## What needs to be done
Extract every line that includes the string "this".

┄┄┄┄┄┄┄┄┄┄┄┄┄┄┄┄┄┄┄┄

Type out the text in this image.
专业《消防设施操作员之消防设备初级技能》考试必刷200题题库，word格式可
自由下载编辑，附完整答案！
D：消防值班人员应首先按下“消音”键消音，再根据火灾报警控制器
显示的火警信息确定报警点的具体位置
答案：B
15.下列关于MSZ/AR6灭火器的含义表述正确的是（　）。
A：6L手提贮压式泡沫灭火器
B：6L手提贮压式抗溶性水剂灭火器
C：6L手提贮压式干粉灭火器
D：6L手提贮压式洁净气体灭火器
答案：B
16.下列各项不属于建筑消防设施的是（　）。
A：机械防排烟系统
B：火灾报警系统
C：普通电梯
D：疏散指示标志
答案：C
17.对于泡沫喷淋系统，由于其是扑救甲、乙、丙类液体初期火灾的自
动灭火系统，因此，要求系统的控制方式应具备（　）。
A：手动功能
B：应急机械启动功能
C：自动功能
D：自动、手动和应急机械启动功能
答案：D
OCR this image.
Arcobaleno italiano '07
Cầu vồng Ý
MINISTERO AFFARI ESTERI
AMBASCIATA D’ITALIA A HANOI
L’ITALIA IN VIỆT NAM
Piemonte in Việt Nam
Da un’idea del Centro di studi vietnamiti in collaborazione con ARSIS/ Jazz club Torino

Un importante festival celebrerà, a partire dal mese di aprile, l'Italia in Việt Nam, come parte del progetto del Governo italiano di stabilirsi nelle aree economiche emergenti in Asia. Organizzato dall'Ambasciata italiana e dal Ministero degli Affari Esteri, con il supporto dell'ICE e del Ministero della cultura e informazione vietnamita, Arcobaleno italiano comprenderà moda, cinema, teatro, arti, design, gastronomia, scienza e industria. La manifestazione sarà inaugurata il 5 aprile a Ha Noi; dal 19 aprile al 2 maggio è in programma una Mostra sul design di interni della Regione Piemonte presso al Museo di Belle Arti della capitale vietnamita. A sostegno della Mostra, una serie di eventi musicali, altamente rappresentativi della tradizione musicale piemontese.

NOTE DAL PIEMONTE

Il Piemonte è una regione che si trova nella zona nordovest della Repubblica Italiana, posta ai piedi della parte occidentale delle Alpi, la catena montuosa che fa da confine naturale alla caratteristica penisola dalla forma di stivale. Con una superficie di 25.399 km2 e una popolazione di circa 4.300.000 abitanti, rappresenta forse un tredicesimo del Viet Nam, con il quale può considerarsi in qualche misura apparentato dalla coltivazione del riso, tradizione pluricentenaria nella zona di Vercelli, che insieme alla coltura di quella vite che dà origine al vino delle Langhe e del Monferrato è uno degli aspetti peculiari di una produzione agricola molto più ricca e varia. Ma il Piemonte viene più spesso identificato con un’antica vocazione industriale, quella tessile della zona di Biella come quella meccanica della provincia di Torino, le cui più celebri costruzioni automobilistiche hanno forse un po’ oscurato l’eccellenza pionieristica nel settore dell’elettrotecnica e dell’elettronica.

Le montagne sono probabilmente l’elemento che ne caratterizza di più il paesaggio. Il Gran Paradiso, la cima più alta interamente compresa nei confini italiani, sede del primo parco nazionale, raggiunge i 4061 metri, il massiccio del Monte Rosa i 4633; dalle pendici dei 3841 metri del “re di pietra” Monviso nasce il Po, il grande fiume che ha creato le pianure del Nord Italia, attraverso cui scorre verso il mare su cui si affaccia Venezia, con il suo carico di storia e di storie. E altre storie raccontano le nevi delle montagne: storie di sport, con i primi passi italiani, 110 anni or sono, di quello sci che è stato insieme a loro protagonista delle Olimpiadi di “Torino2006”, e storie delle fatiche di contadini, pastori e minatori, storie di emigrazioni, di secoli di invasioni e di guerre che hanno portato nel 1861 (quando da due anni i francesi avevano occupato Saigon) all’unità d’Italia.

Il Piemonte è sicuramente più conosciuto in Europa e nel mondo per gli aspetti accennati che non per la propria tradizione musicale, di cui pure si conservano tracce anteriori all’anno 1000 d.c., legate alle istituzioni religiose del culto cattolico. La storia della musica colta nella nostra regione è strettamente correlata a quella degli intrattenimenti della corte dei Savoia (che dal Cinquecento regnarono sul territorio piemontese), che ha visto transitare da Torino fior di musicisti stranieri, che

┄┄┄┄┄┄┄┄┄┄┄┄┄┄┄┄┄┄┄┄

## Completed exercise
Type out the text in this image.
OCR this image.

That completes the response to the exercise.